Exercício curto a:
Responda com base no trecho sobre a censura a O Bem Amado:
(i) Em que ano a Globo lançou O Bem Amado?
(ii) Que ator interpretou Odorico Paraguaçu?
(iii) O que substituiu o problema de Zeca Diabo?

Augusto Olímpio, Paulo Gracindo e Zika Salaberry nas gravações de 'O Bem Amado' / Cedoc/ TV Globo

Quando, em 1973, a Globo lançou O Bem Amado, o Brasil vivia seu "milagre econômico" - desde o fim dos anos 60, o país crescia cerca de 12% ao ano. Mas a história de Dias Gomes estava longe de celebrar o fato: mostrava um político corrupto, Odorico Paraguaçu (Paulo Gracindo), que enganava um sofrido povoado nordestino. Após uma análise dos capítulos 110 a 113, a DCDP descobriu o óbvio: "As situações afloradas, pelo seu duplo sentido, a essa altura dos acontecimentos, podem ser claramente interpretadas como alusivas à conjuntura nacional".

Atrás de "duplos sentidos", os censores não descansaram: cortaram do roteiro uma cena em que o personagem Zeca Diabo (pistoleiro vivido por Lima Duarte) aparecia acometido de bicho do pé. Na lógica dos militares, a falta de saneamento básico não combinava com um país que se desenvolvia rapidamente. O problema de Zeca Diabo acabou sendo substituído por uma gripe.

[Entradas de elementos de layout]

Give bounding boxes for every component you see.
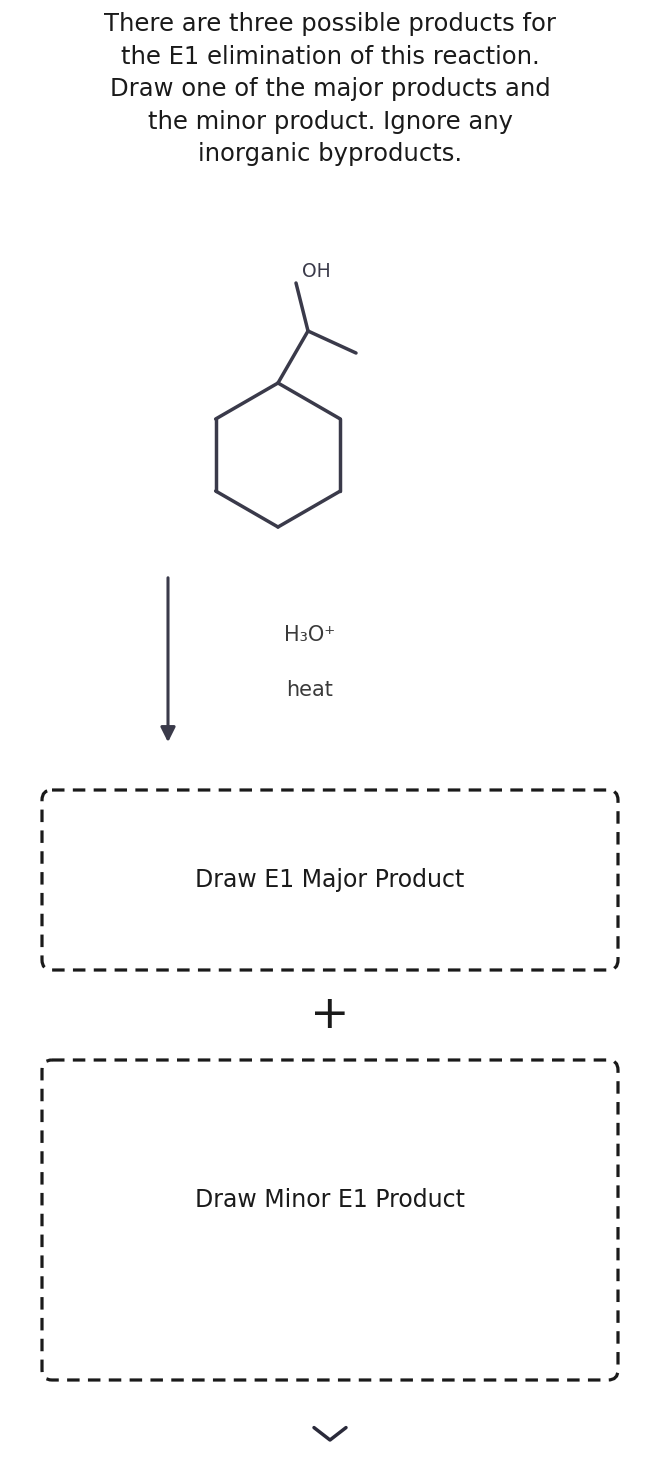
Text: H₃O⁺: H₃O⁺ — [284, 625, 336, 645]
Text: +: + — [310, 992, 350, 1038]
Text: Draw E1 Major Product: Draw E1 Major Product — [195, 868, 465, 891]
FancyBboxPatch shape — [42, 1060, 618, 1380]
Text: There are three possible products for
the E1 elimination of this reaction.
Draw : There are three possible products for th… — [104, 12, 556, 166]
FancyBboxPatch shape — [42, 790, 618, 970]
Text: Draw Minor E1 Product: Draw Minor E1 Product — [195, 1187, 465, 1212]
Text: heat: heat — [286, 680, 333, 699]
Text: OH: OH — [302, 262, 331, 281]
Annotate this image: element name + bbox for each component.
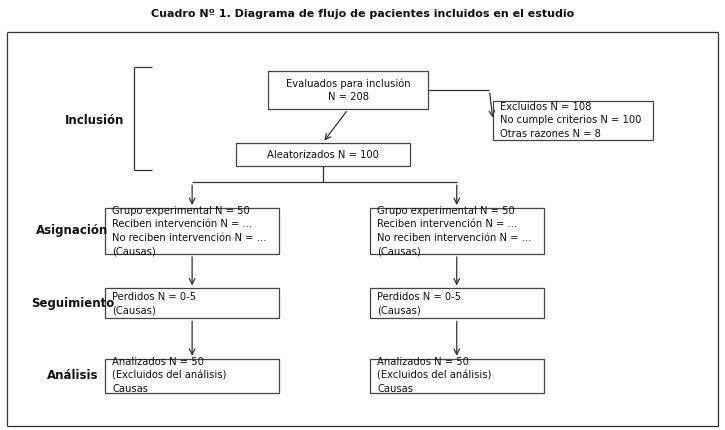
FancyBboxPatch shape <box>105 359 279 393</box>
Text: Evaluados para inclusión
N = 208: Evaluados para inclusión N = 208 <box>286 78 410 102</box>
Text: Perdidos N = 0-5
(Causas): Perdidos N = 0-5 (Causas) <box>112 292 196 315</box>
Text: Grupo experimental N = 50
Reciben intervención N = ...
No reciben intervención N: Grupo experimental N = 50 Reciben interv… <box>377 206 531 256</box>
FancyBboxPatch shape <box>370 208 544 254</box>
Text: Perdidos N = 0-5
(Causas): Perdidos N = 0-5 (Causas) <box>377 292 461 315</box>
Text: Cuadro Nº 1. Diagrama de flujo de pacientes incluidos en el estudio: Cuadro Nº 1. Diagrama de flujo de pacien… <box>151 9 574 19</box>
Text: Analizados N = 50
(Excluidos del análisis)
Causas: Analizados N = 50 (Excluidos del análisi… <box>112 357 227 394</box>
Text: Análisis: Análisis <box>46 369 99 382</box>
Text: Analizados N = 50
(Excluidos del análisis)
Causas: Analizados N = 50 (Excluidos del análisi… <box>377 357 492 394</box>
FancyBboxPatch shape <box>105 208 279 254</box>
Text: Grupo experimental N = 50
Reciben intervención N = ...
No reciben intervención N: Grupo experimental N = 50 Reciben interv… <box>112 206 267 256</box>
FancyBboxPatch shape <box>105 288 279 319</box>
FancyBboxPatch shape <box>493 101 652 139</box>
FancyBboxPatch shape <box>268 71 428 109</box>
FancyBboxPatch shape <box>370 359 544 393</box>
Text: Inclusión: Inclusión <box>65 114 124 127</box>
Text: Asignación: Asignación <box>36 224 109 237</box>
FancyBboxPatch shape <box>370 288 544 319</box>
FancyBboxPatch shape <box>236 143 410 166</box>
Text: Seguimiento: Seguimiento <box>31 297 114 310</box>
Text: Excluidos N = 108
No cumple criterios N = 100
Otras razones N = 8: Excluidos N = 108 No cumple criterios N … <box>500 102 642 139</box>
Text: Aleatorizados N = 100: Aleatorizados N = 100 <box>267 150 378 160</box>
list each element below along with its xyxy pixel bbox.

Exercício curto b:
Copie literalmente as linhas dos registros, começando na linha que contém "Text: H₃O⁺: H₃O⁺ — [284, 625, 336, 645]" e parando depois da linha que contém "Draw : There". Inclua as duas.

Resposta da tarefa a:
(i) 1973.
(ii) Paulo Gracindo.
(iii) Uma gripe.

Resposta da tarefa b:
Text: H₃O⁺: H₃O⁺ — [284, 625, 336, 645]
Text: +: + — [310, 992, 350, 1038]
Text: Draw E1 Major Product: Draw E1 Major Product — [195, 868, 465, 891]
FancyBboxPatch shape — [42, 1060, 618, 1380]
Text: There are three possible products for
the E1 elimination of this reaction.
Draw : There are three possible products for th… — [104, 12, 556, 166]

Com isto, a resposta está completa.